Element boundary records -
____

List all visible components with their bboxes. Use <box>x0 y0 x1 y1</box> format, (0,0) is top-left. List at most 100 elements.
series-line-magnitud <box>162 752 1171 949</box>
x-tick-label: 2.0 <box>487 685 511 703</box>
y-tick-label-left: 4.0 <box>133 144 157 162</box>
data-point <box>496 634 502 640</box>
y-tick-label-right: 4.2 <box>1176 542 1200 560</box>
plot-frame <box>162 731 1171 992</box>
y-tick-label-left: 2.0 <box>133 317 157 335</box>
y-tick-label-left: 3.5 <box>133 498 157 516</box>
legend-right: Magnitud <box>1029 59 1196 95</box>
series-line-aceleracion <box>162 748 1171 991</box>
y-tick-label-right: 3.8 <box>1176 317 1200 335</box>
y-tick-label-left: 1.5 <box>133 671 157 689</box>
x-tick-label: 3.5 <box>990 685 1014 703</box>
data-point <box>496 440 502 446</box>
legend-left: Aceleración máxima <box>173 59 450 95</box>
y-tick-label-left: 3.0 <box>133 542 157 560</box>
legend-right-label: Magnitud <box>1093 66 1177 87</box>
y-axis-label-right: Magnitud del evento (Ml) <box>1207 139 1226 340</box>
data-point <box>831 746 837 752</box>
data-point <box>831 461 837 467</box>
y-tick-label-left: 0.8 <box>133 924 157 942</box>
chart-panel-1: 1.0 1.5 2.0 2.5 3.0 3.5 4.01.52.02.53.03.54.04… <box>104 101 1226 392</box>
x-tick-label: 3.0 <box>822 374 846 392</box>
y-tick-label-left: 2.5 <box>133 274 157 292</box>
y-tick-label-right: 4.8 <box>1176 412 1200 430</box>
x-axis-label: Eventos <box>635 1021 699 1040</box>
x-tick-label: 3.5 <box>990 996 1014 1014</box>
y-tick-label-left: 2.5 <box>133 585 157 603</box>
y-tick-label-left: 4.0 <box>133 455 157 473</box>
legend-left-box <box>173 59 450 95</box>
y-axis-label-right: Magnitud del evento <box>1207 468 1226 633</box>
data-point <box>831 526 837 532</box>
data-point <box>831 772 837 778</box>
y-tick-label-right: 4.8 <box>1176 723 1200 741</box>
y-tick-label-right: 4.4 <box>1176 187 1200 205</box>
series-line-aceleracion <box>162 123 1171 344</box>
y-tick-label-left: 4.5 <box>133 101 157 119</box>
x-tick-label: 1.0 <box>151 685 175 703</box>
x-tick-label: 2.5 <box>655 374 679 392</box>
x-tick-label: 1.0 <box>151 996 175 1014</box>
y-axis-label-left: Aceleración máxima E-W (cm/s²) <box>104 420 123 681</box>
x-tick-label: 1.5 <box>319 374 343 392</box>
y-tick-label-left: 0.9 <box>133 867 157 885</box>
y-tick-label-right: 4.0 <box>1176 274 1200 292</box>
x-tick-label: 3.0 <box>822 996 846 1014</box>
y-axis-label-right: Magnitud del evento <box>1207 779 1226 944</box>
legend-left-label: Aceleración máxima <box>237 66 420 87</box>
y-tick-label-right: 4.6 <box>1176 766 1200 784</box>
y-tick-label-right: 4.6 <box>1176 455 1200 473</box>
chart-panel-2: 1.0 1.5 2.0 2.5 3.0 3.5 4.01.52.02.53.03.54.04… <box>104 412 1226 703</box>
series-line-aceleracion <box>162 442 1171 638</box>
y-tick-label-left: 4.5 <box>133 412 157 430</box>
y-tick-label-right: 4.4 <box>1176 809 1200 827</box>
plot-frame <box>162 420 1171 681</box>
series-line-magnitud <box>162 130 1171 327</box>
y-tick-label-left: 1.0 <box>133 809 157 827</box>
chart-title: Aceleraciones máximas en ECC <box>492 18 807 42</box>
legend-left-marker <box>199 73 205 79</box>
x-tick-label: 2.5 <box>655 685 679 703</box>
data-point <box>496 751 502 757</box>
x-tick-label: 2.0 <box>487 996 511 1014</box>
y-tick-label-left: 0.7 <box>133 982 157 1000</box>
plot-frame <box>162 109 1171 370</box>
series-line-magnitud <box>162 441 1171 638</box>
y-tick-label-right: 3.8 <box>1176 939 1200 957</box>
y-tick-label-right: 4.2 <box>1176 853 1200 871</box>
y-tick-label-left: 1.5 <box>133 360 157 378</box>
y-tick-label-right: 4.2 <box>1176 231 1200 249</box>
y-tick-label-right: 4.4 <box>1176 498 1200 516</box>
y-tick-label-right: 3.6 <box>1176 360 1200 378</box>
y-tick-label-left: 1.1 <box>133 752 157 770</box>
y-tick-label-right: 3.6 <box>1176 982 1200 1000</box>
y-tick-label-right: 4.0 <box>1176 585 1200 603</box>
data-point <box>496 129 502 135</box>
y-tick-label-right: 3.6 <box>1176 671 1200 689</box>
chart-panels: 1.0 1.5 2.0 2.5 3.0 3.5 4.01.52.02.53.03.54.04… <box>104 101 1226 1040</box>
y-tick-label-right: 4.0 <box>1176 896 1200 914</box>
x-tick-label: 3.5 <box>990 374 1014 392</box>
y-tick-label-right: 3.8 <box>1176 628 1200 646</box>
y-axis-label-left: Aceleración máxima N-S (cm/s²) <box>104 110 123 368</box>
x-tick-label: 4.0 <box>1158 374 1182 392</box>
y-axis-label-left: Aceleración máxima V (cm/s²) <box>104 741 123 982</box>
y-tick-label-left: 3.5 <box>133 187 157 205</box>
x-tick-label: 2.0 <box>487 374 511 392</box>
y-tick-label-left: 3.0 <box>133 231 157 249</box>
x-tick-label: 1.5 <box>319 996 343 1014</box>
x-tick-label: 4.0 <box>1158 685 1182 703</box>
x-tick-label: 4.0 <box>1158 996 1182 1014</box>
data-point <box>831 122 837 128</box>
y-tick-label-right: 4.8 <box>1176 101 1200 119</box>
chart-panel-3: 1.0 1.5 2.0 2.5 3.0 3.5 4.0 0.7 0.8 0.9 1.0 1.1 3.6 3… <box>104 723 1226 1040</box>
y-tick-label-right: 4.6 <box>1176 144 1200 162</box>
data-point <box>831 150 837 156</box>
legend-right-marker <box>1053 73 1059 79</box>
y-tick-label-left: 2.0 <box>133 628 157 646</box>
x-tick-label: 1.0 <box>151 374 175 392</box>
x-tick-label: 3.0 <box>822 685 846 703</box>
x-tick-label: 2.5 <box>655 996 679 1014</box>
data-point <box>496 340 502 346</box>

____

Written request -
Reproduce all of the records above line for line, leaving every character unchanged.

Completed task -
List all visible components with their bboxes. Use <box>x0 y0 x1 y1</box> format, (0,0) is top-left. List at most 100 elements.
series-line-magnitud <box>162 752 1171 949</box>
x-tick-label: 2.0 <box>487 685 511 703</box>
y-tick-label-left: 4.0 <box>133 144 157 162</box>
data-point <box>496 634 502 640</box>
y-tick-label-right: 4.2 <box>1176 542 1200 560</box>
plot-frame <box>162 731 1171 992</box>
y-tick-label-left: 2.0 <box>133 317 157 335</box>
y-tick-label-left: 3.5 <box>133 498 157 516</box>
legend-right: Magnitud <box>1029 59 1196 95</box>
series-line-aceleracion <box>162 748 1171 991</box>
y-tick-label-right: 3.8 <box>1176 317 1200 335</box>
y-tick-label-left: 1.5 <box>133 671 157 689</box>
x-tick-label: 3.5 <box>990 685 1014 703</box>
data-point <box>496 440 502 446</box>
legend-left: Aceleración máxima <box>173 59 450 95</box>
y-tick-label-left: 3.0 <box>133 542 157 560</box>
legend-right-label: Magnitud <box>1093 66 1177 87</box>
y-axis-label-right: Magnitud del evento (Ml) <box>1207 139 1226 340</box>
data-point <box>831 746 837 752</box>
data-point <box>831 461 837 467</box>
y-tick-label-left: 0.8 <box>133 924 157 942</box>
chart-panel-1: 1.0 1.5 2.0 2.5 3.0 3.5 4.01.52.02.53.03.54.04… <box>104 101 1226 392</box>
x-tick-label: 3.0 <box>822 374 846 392</box>
y-tick-label-left: 2.5 <box>133 274 157 292</box>
y-tick-label-right: 4.8 <box>1176 412 1200 430</box>
x-axis-label: Eventos <box>635 1021 699 1040</box>
x-tick-label: 3.5 <box>990 996 1014 1014</box>
y-tick-label-left: 2.5 <box>133 585 157 603</box>
y-tick-label-left: 4.0 <box>133 455 157 473</box>
legend-left-box <box>173 59 450 95</box>
y-axis-label-right: Magnitud del evento <box>1207 468 1226 633</box>
data-point <box>831 526 837 532</box>
data-point <box>831 772 837 778</box>
y-tick-label-right: 4.8 <box>1176 723 1200 741</box>
y-tick-label-right: 4.4 <box>1176 187 1200 205</box>
series-line-aceleracion <box>162 123 1171 344</box>
y-tick-label-left: 4.5 <box>133 101 157 119</box>
x-tick-label: 1.0 <box>151 685 175 703</box>
x-tick-label: 2.5 <box>655 374 679 392</box>
x-tick-label: 1.0 <box>151 996 175 1014</box>
y-axis-label-left: Aceleración máxima E-W (cm/s²) <box>104 420 123 681</box>
x-tick-label: 1.5 <box>319 374 343 392</box>
y-tick-label-left: 0.9 <box>133 867 157 885</box>
y-tick-label-right: 4.0 <box>1176 274 1200 292</box>
x-tick-label: 3.0 <box>822 996 846 1014</box>
y-axis-label-right: Magnitud del evento <box>1207 779 1226 944</box>
legend-left-label: Aceleración máxima <box>237 66 420 87</box>
y-tick-label-right: 4.6 <box>1176 766 1200 784</box>
y-tick-label-right: 4.6 <box>1176 455 1200 473</box>
chart-panel-2: 1.0 1.5 2.0 2.5 3.0 3.5 4.01.52.02.53.03.54.04… <box>104 412 1226 703</box>
series-line-aceleracion <box>162 442 1171 638</box>
y-tick-label-left: 4.5 <box>133 412 157 430</box>
y-tick-label-right: 4.4 <box>1176 809 1200 827</box>
plot-frame <box>162 420 1171 681</box>
series-line-magnitud <box>162 130 1171 327</box>
y-tick-label-left: 1.0 <box>133 809 157 827</box>
chart-title: Aceleraciones máximas en ECC <box>492 18 807 42</box>
legend-left-marker <box>199 73 205 79</box>
x-tick-label: 2.5 <box>655 685 679 703</box>
data-point <box>496 751 502 757</box>
x-tick-label: 2.0 <box>487 996 511 1014</box>
y-tick-label-left: 0.7 <box>133 982 157 1000</box>
plot-frame <box>162 109 1171 370</box>
series-line-magnitud <box>162 441 1171 638</box>
y-tick-label-right: 3.8 <box>1176 939 1200 957</box>
y-tick-label-right: 4.2 <box>1176 853 1200 871</box>
y-tick-label-left: 1.5 <box>133 360 157 378</box>
y-tick-label-right: 4.2 <box>1176 231 1200 249</box>
y-tick-label-right: 4.4 <box>1176 498 1200 516</box>
y-tick-label-right: 3.6 <box>1176 360 1200 378</box>
y-tick-label-left: 1.1 <box>133 752 157 770</box>
y-tick-label-right: 3.6 <box>1176 982 1200 1000</box>
y-tick-label-right: 4.0 <box>1176 585 1200 603</box>
data-point <box>496 129 502 135</box>
y-tick-label-right: 3.6 <box>1176 671 1200 689</box>
chart-panels: 1.0 1.5 2.0 2.5 3.0 3.5 4.01.52.02.53.03.54.04… <box>104 101 1226 1040</box>
y-tick-label-right: 4.0 <box>1176 896 1200 914</box>
x-tick-label: 3.5 <box>990 374 1014 392</box>
y-tick-label-right: 3.8 <box>1176 628 1200 646</box>
y-axis-label-left: Aceleración máxima N-S (cm/s²) <box>104 110 123 368</box>
x-tick-label: 4.0 <box>1158 374 1182 392</box>
y-axis-label-left: Aceleración máxima V (cm/s²) <box>104 741 123 982</box>
y-tick-label-left: 3.5 <box>133 187 157 205</box>
x-tick-label: 2.0 <box>487 374 511 392</box>
y-tick-label-left: 3.0 <box>133 231 157 249</box>
x-tick-label: 1.5 <box>319 996 343 1014</box>
x-tick-label: 4.0 <box>1158 685 1182 703</box>
x-tick-label: 4.0 <box>1158 996 1182 1014</box>
data-point <box>831 122 837 128</box>
y-tick-label-right: 4.8 <box>1176 101 1200 119</box>
chart-panel-3: 1.0 1.5 2.0 2.5 3.0 3.5 4.0 0.7 0.8 0.9 1.0 1.1 3.6 3… <box>104 723 1226 1040</box>
y-tick-label-right: 4.6 <box>1176 144 1200 162</box>
data-point <box>831 150 837 156</box>
legend-right-marker <box>1053 73 1059 79</box>
y-tick-label-left: 2.0 <box>133 628 157 646</box>
x-tick-label: 1.0 <box>151 374 175 392</box>
x-tick-label: 3.0 <box>822 685 846 703</box>
x-tick-label: 2.5 <box>655 996 679 1014</box>
data-point <box>496 340 502 346</box>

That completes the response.